→ Directions: Keep only the lines where "machine" appears.

START Available data

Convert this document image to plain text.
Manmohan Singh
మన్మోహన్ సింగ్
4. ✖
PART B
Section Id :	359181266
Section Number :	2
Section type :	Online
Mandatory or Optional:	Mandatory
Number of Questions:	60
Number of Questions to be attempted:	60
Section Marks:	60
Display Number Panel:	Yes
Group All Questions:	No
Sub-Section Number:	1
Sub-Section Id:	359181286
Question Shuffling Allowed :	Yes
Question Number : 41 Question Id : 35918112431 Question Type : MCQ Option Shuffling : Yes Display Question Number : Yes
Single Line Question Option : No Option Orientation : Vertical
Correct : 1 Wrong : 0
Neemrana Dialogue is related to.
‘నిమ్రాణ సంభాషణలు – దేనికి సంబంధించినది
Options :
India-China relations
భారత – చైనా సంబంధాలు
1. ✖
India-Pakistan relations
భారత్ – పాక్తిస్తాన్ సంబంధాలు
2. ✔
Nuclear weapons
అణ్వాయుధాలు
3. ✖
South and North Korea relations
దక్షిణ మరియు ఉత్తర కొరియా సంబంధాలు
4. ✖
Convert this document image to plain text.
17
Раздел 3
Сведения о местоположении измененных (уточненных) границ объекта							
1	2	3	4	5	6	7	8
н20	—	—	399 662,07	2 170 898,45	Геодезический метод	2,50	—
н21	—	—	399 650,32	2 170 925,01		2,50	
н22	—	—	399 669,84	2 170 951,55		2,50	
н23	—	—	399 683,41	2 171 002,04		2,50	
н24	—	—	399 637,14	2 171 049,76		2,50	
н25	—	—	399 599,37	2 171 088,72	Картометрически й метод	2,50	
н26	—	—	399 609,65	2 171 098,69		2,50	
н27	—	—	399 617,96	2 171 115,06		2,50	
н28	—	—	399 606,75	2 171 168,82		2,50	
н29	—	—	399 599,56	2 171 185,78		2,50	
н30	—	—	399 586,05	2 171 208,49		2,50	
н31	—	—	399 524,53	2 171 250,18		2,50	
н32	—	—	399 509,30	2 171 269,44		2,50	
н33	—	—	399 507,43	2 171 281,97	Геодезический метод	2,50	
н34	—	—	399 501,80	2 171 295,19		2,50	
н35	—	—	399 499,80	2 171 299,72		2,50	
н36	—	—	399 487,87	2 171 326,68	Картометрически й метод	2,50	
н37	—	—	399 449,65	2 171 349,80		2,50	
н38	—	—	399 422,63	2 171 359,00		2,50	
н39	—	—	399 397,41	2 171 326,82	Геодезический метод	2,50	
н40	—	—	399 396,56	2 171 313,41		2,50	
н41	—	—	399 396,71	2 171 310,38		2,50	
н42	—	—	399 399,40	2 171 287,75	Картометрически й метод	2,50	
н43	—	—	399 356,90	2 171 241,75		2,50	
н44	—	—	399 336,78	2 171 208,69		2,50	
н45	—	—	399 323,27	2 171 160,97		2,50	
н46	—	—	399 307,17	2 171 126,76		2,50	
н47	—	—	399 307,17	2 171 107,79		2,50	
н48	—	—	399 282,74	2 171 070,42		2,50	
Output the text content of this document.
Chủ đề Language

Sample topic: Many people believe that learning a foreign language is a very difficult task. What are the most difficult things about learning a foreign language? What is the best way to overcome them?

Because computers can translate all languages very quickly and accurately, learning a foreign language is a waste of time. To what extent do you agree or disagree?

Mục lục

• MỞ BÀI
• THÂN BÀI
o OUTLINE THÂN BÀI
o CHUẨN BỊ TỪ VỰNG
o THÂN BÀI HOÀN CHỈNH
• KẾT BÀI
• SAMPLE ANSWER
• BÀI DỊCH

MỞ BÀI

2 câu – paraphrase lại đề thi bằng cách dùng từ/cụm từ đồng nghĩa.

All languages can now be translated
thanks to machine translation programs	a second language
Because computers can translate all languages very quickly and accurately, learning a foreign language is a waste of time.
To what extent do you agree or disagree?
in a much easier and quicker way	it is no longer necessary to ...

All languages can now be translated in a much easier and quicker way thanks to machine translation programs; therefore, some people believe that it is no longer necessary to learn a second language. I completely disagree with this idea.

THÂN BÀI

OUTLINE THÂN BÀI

END Available data

→ Solution below:
thanks to machine translation programs	a second language
All languages can now be translated in a much easier and quicker way thanks to machine translation programs; therefore, some people believe that it is no longer necessary to learn a second language. I completely disagree with this idea.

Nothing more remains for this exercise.